• Aim of the exercise: Find each line with "ylabel" and copy it.

• Data for the task:
- - - - -

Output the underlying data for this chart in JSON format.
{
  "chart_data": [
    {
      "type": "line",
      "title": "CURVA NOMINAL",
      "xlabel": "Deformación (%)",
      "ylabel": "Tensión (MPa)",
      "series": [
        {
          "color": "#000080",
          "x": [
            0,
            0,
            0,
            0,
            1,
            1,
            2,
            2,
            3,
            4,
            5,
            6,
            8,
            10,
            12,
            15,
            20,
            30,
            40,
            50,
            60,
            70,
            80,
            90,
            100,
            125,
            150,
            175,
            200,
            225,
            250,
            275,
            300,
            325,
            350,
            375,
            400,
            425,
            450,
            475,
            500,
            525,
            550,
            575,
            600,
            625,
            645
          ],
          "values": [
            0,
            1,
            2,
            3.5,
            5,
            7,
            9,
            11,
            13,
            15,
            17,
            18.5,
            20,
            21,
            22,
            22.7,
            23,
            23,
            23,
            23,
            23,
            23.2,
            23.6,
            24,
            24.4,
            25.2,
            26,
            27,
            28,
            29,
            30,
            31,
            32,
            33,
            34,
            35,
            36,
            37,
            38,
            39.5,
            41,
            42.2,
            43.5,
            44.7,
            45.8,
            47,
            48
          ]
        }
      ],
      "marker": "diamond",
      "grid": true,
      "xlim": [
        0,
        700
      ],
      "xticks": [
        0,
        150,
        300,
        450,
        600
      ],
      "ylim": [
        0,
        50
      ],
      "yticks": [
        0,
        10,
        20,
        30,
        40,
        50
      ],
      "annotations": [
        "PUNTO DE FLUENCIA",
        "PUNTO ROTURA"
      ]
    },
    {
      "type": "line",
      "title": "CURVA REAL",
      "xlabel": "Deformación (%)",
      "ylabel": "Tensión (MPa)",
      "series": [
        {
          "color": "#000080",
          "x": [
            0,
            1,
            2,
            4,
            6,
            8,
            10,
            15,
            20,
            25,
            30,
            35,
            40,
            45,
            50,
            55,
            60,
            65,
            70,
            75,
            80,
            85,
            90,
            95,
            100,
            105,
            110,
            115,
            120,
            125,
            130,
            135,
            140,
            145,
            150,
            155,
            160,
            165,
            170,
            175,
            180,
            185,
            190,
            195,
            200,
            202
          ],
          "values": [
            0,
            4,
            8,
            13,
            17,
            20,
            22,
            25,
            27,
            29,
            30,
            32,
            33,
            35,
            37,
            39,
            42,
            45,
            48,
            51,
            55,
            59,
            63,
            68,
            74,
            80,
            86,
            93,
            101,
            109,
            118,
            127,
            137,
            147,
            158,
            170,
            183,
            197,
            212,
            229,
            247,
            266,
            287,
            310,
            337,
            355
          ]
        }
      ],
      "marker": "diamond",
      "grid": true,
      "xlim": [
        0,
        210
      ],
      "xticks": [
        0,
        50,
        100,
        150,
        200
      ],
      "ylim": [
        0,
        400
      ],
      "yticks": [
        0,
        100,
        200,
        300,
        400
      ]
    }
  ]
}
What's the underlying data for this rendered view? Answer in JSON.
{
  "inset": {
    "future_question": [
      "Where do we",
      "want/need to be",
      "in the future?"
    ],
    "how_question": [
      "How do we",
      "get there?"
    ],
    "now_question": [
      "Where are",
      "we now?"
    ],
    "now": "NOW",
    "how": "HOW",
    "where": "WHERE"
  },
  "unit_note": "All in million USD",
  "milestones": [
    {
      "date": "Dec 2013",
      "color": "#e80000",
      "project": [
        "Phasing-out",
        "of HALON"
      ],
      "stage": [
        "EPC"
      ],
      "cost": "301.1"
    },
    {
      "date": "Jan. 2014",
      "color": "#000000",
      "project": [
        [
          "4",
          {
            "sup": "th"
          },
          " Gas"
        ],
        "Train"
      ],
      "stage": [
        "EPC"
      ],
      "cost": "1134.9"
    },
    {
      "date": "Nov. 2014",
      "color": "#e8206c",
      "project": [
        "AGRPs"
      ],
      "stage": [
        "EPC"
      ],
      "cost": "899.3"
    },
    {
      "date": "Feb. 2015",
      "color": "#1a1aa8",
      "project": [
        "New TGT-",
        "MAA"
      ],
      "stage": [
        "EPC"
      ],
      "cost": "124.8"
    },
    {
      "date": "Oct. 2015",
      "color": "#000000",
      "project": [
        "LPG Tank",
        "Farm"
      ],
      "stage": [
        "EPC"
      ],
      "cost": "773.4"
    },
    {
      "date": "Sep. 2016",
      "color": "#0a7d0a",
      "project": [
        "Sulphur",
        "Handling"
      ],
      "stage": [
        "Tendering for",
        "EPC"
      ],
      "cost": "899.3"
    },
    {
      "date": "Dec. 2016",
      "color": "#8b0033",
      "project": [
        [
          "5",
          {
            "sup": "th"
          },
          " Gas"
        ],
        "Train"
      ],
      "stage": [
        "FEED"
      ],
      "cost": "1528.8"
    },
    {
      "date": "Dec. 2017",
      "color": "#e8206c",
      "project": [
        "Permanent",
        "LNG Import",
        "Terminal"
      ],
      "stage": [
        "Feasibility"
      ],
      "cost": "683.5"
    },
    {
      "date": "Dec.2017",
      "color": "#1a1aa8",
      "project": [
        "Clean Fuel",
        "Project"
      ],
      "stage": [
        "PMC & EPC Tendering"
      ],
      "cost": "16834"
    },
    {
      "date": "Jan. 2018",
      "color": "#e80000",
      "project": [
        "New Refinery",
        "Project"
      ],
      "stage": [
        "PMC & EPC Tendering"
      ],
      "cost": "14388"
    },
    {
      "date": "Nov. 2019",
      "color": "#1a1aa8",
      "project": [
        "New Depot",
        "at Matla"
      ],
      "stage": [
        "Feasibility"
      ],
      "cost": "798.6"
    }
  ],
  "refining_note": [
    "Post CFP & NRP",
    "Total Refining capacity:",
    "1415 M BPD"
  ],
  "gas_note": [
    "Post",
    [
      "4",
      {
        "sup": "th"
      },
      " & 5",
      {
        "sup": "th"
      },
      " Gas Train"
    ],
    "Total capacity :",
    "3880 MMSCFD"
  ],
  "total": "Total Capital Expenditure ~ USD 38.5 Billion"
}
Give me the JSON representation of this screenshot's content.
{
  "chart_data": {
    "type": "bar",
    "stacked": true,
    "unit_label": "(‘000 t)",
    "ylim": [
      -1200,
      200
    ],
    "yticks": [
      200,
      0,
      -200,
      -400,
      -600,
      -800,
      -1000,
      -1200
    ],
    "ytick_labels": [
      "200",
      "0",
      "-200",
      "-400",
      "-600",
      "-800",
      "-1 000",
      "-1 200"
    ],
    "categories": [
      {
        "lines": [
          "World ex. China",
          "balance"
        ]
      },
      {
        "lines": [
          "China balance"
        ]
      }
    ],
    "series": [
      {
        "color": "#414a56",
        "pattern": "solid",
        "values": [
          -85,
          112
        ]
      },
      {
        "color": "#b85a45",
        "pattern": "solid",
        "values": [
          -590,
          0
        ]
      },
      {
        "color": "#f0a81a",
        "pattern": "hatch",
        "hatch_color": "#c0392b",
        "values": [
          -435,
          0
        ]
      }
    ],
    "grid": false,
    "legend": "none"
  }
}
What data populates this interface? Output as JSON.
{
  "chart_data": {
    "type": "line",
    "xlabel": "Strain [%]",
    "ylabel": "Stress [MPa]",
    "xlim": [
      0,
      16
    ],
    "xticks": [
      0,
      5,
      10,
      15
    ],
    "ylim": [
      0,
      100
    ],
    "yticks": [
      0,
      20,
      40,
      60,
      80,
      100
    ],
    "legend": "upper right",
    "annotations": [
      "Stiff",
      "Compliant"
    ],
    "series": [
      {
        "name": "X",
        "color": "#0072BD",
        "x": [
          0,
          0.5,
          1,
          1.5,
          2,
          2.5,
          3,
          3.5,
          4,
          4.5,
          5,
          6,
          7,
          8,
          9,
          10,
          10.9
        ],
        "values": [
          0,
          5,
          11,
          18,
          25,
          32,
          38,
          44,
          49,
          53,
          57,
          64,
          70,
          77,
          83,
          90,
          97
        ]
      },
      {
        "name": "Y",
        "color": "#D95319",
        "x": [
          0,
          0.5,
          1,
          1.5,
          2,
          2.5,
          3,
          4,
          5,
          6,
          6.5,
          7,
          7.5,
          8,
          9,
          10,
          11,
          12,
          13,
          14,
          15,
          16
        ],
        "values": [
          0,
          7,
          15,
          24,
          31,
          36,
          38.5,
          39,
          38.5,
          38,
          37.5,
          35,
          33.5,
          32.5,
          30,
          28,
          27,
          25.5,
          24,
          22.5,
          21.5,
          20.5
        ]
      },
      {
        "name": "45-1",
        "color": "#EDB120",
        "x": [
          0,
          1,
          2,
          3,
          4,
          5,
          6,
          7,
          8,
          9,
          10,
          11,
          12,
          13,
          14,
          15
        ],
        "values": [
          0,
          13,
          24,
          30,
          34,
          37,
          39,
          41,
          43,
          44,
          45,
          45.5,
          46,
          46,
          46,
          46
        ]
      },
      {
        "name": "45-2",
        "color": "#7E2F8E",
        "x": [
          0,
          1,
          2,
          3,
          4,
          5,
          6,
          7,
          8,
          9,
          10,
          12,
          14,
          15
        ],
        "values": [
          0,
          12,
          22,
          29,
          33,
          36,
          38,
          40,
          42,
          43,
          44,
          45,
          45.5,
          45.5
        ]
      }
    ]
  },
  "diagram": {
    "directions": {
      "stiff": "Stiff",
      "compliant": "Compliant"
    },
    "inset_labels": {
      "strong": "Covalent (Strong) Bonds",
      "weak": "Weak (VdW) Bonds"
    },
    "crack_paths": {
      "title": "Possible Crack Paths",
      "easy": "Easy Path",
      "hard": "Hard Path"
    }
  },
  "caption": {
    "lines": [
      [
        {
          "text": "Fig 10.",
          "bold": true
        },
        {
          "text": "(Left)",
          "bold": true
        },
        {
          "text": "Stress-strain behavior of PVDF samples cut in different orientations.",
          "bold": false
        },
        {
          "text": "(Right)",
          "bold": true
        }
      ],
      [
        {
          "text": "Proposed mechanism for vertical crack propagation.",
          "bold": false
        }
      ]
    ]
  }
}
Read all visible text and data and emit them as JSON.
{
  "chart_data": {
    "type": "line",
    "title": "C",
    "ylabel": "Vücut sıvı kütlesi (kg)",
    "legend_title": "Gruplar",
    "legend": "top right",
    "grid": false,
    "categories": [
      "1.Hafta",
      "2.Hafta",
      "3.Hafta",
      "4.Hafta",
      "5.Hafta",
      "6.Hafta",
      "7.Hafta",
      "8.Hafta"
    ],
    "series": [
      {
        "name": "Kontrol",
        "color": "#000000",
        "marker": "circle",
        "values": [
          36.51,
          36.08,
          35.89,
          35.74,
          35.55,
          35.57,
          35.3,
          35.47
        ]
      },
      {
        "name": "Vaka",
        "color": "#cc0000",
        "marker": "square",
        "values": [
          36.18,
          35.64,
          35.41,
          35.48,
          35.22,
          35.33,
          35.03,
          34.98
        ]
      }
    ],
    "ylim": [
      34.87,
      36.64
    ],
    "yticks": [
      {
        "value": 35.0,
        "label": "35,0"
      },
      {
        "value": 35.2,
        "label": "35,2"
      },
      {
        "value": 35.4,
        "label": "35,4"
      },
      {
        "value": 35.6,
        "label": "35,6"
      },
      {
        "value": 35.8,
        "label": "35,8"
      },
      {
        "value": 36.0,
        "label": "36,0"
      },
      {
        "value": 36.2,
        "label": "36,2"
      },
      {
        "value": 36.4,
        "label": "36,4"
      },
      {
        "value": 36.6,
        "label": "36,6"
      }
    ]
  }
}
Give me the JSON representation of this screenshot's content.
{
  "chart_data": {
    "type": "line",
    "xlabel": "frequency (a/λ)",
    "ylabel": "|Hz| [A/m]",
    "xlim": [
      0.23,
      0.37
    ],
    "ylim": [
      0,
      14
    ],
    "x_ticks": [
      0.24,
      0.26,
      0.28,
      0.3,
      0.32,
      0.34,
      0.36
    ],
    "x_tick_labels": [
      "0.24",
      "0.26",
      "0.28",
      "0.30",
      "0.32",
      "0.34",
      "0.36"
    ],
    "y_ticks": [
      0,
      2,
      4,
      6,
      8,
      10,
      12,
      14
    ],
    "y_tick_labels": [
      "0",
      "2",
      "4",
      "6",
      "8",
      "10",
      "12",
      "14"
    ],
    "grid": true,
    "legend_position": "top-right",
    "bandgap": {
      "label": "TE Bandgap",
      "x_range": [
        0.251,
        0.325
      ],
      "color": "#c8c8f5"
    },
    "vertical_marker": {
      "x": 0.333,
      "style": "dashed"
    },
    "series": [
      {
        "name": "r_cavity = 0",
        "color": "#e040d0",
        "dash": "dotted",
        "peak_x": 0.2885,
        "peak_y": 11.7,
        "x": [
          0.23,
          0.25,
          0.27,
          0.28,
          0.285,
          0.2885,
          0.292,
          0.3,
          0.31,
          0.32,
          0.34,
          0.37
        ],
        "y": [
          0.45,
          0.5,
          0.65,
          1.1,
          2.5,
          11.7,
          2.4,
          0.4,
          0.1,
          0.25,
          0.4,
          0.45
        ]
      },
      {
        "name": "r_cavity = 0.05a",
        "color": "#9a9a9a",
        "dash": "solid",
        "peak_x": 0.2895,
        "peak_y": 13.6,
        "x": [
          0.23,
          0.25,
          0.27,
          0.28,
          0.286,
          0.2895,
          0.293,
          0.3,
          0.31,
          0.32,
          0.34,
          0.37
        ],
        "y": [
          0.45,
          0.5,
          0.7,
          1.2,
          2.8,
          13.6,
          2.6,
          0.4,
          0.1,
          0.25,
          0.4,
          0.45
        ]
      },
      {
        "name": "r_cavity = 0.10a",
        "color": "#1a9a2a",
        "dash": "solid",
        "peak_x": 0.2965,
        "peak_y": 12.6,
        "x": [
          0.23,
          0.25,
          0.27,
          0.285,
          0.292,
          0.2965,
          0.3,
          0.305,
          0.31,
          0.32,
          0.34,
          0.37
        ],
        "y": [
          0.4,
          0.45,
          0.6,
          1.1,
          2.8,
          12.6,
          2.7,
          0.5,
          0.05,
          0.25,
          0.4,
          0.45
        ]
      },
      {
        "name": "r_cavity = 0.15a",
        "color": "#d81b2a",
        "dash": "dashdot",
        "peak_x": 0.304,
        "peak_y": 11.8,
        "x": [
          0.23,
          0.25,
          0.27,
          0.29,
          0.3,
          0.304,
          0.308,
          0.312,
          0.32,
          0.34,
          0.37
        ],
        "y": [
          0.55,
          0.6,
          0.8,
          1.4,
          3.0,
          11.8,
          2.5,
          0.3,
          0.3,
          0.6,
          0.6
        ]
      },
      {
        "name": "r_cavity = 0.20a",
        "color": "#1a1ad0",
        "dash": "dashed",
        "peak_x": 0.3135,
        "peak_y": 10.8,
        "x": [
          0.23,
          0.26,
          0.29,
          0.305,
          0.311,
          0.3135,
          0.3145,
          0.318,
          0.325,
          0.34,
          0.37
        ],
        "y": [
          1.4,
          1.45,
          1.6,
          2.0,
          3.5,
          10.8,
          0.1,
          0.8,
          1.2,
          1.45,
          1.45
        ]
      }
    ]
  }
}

- - - - -

• Correct output:
      "ylabel": "Tensión (MPa)",
      "ylabel": "Tensión (MPa)",
    "ylabel": "Stress [MPa]",
    "ylabel": "Vücut sıvı kütlesi (kg)",
    "ylabel": "|Hz| [A/m]",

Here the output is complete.